Find the lines holding "name" and copy them.

> **Records from a dataset**:
********

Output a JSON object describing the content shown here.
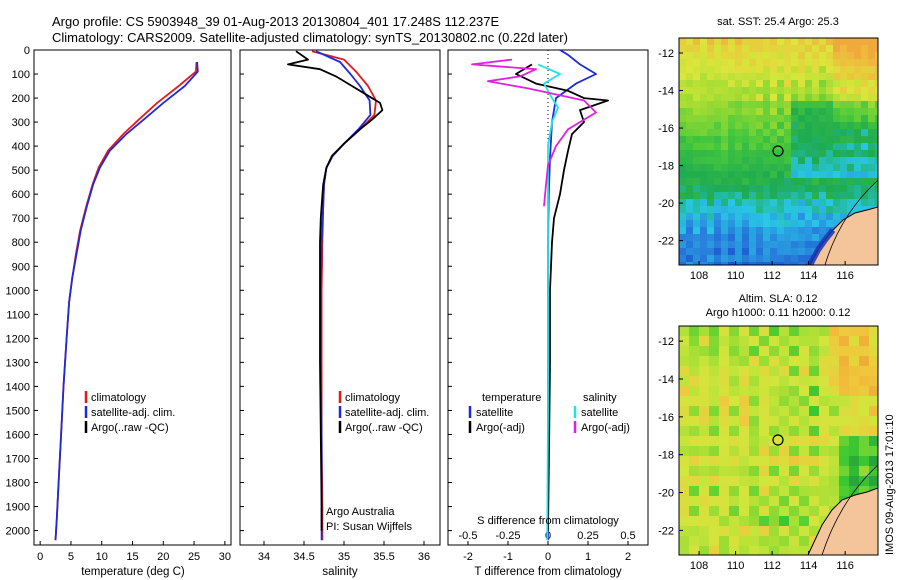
{
  "header": {
    "line1": "Argo profile: CS 5903948_39 01-Aug-2013 20130804_401 17.248S 112.237E",
    "line2": "Climatology: CARS2009. Satellite-adjusted climatology: synTS_20130802.nc (0.22d later)"
  },
  "colors": {
    "climatology": "#e41a1c",
    "satellite": "#1f2bd6",
    "argo": "#000000",
    "cyan": "#22e3e3",
    "magenta": "#e022e0",
    "land": "#f4c49a"
  },
  "chart_data": [
    {
      "type": "line",
      "panel": "temperature",
      "xlabel": "temperature (deg C)",
      "xlim": [
        -1,
        31
      ],
      "xticks": [
        0,
        5,
        10,
        15,
        20,
        25,
        30
      ],
      "ylim": [
        2060,
        0
      ],
      "yticks": [
        0,
        100,
        200,
        300,
        400,
        500,
        600,
        700,
        800,
        900,
        1000,
        1100,
        1200,
        1300,
        1400,
        1500,
        1600,
        1700,
        1800,
        1900,
        2000
      ],
      "legend": [
        "climatology",
        "satellite-adj. clim.",
        "Argo(..raw -QC)"
      ],
      "series": [
        {
          "name": "climatology",
          "color": "#e41a1c",
          "points": [
            [
              25.4,
              50
            ],
            [
              25.3,
              90
            ],
            [
              22.5,
              150
            ],
            [
              19,
              220
            ],
            [
              16,
              290
            ],
            [
              13.5,
              350
            ],
            [
              11,
              420
            ],
            [
              9.5,
              490
            ],
            [
              8.5,
              560
            ],
            [
              7.5,
              650
            ],
            [
              6.5,
              750
            ],
            [
              5.8,
              850
            ],
            [
              5.2,
              950
            ],
            [
              4.7,
              1050
            ],
            [
              4.3,
              1200
            ],
            [
              3.8,
              1400
            ],
            [
              3.4,
              1600
            ],
            [
              3.0,
              1800
            ],
            [
              2.7,
              1950
            ],
            [
              2.5,
              2040
            ]
          ]
        },
        {
          "name": "satellite-adj. clim.",
          "color": "#1f2bd6",
          "points": [
            [
              25.5,
              50
            ],
            [
              25.6,
              90
            ],
            [
              23.5,
              150
            ],
            [
              20,
              220
            ],
            [
              16.8,
              290
            ],
            [
              14,
              350
            ],
            [
              11.3,
              420
            ],
            [
              9.7,
              490
            ],
            [
              8.6,
              560
            ],
            [
              7.6,
              650
            ],
            [
              6.6,
              750
            ],
            [
              5.9,
              850
            ],
            [
              5.2,
              950
            ],
            [
              4.7,
              1050
            ],
            [
              4.3,
              1200
            ],
            [
              3.8,
              1400
            ],
            [
              3.4,
              1600
            ],
            [
              3.0,
              1800
            ],
            [
              2.7,
              1950
            ],
            [
              2.5,
              2040
            ]
          ]
        }
      ]
    },
    {
      "type": "line",
      "panel": "salinity",
      "xlabel": "salinity",
      "xlim": [
        33.7,
        36.2
      ],
      "xticks": [
        34,
        34.5,
        35,
        35.5,
        36
      ],
      "ylim": [
        2060,
        0
      ],
      "legend": [
        "climatology",
        "satellite-adj. clim.",
        "Argo(..raw -QC)"
      ],
      "annotations": [
        "Argo Australia",
        "PI: Susan Wijffels"
      ],
      "series": [
        {
          "name": "climatology",
          "color": "#e41a1c",
          "points": [
            [
              34.6,
              5
            ],
            [
              35.0,
              40
            ],
            [
              35.15,
              90
            ],
            [
              35.3,
              150
            ],
            [
              35.4,
              210
            ],
            [
              35.38,
              270
            ],
            [
              35.2,
              330
            ],
            [
              35.0,
              390
            ],
            [
              34.86,
              440
            ],
            [
              34.78,
              490
            ],
            [
              34.75,
              560
            ],
            [
              34.74,
              650
            ],
            [
              34.73,
              800
            ],
            [
              34.72,
              1000
            ],
            [
              34.72,
              1300
            ],
            [
              34.72,
              1600
            ],
            [
              34.73,
              1900
            ],
            [
              34.73,
              2040
            ]
          ]
        },
        {
          "name": "satellite-adj. clim.",
          "color": "#1f2bd6",
          "points": [
            [
              34.65,
              5
            ],
            [
              34.95,
              50
            ],
            [
              35.08,
              100
            ],
            [
              35.2,
              150
            ],
            [
              35.32,
              210
            ],
            [
              35.33,
              270
            ],
            [
              35.18,
              330
            ],
            [
              35.0,
              390
            ],
            [
              34.86,
              440
            ],
            [
              34.78,
              490
            ],
            [
              34.75,
              560
            ],
            [
              34.74,
              650
            ],
            [
              34.72,
              800
            ],
            [
              34.71,
              1000
            ],
            [
              34.71,
              1300
            ],
            [
              34.72,
              1600
            ],
            [
              34.72,
              1900
            ],
            [
              34.72,
              2040
            ]
          ]
        },
        {
          "name": "Argo(..raw -QC)",
          "color": "#000000",
          "points": [
            [
              34.4,
              5
            ],
            [
              34.55,
              40
            ],
            [
              34.3,
              60
            ],
            [
              34.7,
              80
            ],
            [
              34.9,
              110
            ],
            [
              35.1,
              150
            ],
            [
              35.3,
              190
            ],
            [
              35.45,
              220
            ],
            [
              35.48,
              250
            ],
            [
              35.35,
              290
            ],
            [
              35.2,
              330
            ],
            [
              35.0,
              390
            ],
            [
              34.85,
              440
            ],
            [
              34.78,
              490
            ],
            [
              34.74,
              560
            ],
            [
              34.72,
              650
            ],
            [
              34.71,
              700
            ],
            [
              34.7,
              800
            ],
            [
              34.7,
              1000
            ],
            [
              34.7,
              1300
            ],
            [
              34.71,
              1600
            ],
            [
              34.72,
              1900
            ],
            [
              34.72,
              2000
            ]
          ]
        }
      ]
    },
    {
      "type": "line",
      "panel": "difference",
      "xlabel": "T difference from climatology",
      "xlabel_top": "S difference from climatology",
      "xlim": [
        -2.5,
        2.5
      ],
      "xticks": [
        -2,
        -1,
        0,
        1,
        2
      ],
      "xticks_s": [
        -0.5,
        -0.25,
        0,
        0.25,
        0.5
      ],
      "ylim": [
        2060,
        0
      ],
      "legend": {
        "temperature_title": "temperature",
        "salinity_title": "salinity",
        "temperature": [
          "satellite",
          "Argo(-adj)"
        ],
        "salinity": [
          "satellite",
          "Argo(-adj)"
        ]
      },
      "series": [
        {
          "name": "T satellite",
          "color": "#1f2bd6",
          "points": [
            [
              0.3,
              0
            ],
            [
              0.5,
              20
            ],
            [
              0.8,
              60
            ],
            [
              1.2,
              100
            ],
            [
              0.7,
              140
            ],
            [
              0.2,
              200
            ],
            [
              0.1,
              300
            ],
            [
              0.05,
              450
            ],
            [
              0.02,
              600
            ],
            [
              0.0,
              800
            ],
            [
              0.0,
              1200
            ],
            [
              0.0,
              1600
            ],
            [
              0.0,
              2040
            ]
          ]
        },
        {
          "name": "T Argo(-adj)",
          "color": "#000000",
          "points": [
            [
              -0.4,
              60
            ],
            [
              -0.8,
              100
            ],
            [
              -0.3,
              140
            ],
            [
              0.5,
              170
            ],
            [
              0.9,
              200
            ],
            [
              1.5,
              210
            ],
            [
              0.8,
              250
            ],
            [
              0.9,
              300
            ],
            [
              0.6,
              350
            ],
            [
              0.5,
              420
            ],
            [
              0.4,
              500
            ],
            [
              0.3,
              600
            ],
            [
              0.15,
              700
            ],
            [
              0.1,
              800
            ],
            [
              0.05,
              1000
            ],
            [
              0.05,
              1300
            ],
            [
              0.03,
              1600
            ],
            [
              0.0,
              2000
            ]
          ]
        },
        {
          "name": "S satellite",
          "color": "#22e3e3",
          "points": [
            [
              -0.25,
              60
            ],
            [
              0.3,
              100
            ],
            [
              -0.1,
              140
            ],
            [
              0.1,
              200
            ],
            [
              0.25,
              240
            ],
            [
              0.1,
              300
            ],
            [
              0.0,
              400
            ],
            [
              0.0,
              600
            ],
            [
              0.0,
              1000
            ],
            [
              0.0,
              1500
            ],
            [
              -0.02,
              2040
            ]
          ]
        },
        {
          "name": "S Argo(-adj)",
          "color": "#e022e0",
          "points": [
            [
              -0.9,
              40
            ],
            [
              -1.9,
              60
            ],
            [
              -0.3,
              80
            ],
            [
              -0.7,
              110
            ],
            [
              -1.5,
              130
            ],
            [
              -0.5,
              160
            ],
            [
              0.9,
              210
            ],
            [
              1.2,
              260
            ],
            [
              0.5,
              330
            ],
            [
              0.2,
              400
            ],
            [
              0.0,
              480
            ],
            [
              -0.05,
              560
            ],
            [
              -0.1,
              650
            ]
          ]
        }
      ]
    },
    {
      "type": "heatmap",
      "panel": "sst-map",
      "title": "sat. SST: 25.4 Argo: 25.3",
      "xticks": [
        108,
        110,
        112,
        114,
        116
      ],
      "yticks": [
        -12,
        -14,
        -16,
        -18,
        -20,
        -22
      ],
      "marker": [
        112.237,
        -17.248
      ]
    },
    {
      "type": "heatmap",
      "panel": "sla-map",
      "title_line1": "Altim. SLA: 0.12",
      "title_line2": "Argo h1000: 0.11 h2000: 0.12",
      "xticks": [
        108,
        110,
        112,
        114,
        116
      ],
      "yticks": [
        -12,
        -14,
        -16,
        -18,
        -20,
        -22
      ],
      "marker": [
        112.237,
        -17.248
      ]
    }
  ],
  "side_label": "IMOS 09-Aug-2013 17:01:10"
}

********

> **Result of the exercise**:
          "name": "climatology",
          "name": "satellite-adj. clim.",
          "name": "climatology",
          "name": "satellite-adj. clim.",
          "name": "Argo(..raw -QC)",
          "name": "T satellite",
          "name": "T Argo(-adj)",
          "name": "S satellite",
          "name": "S Argo(-adj)",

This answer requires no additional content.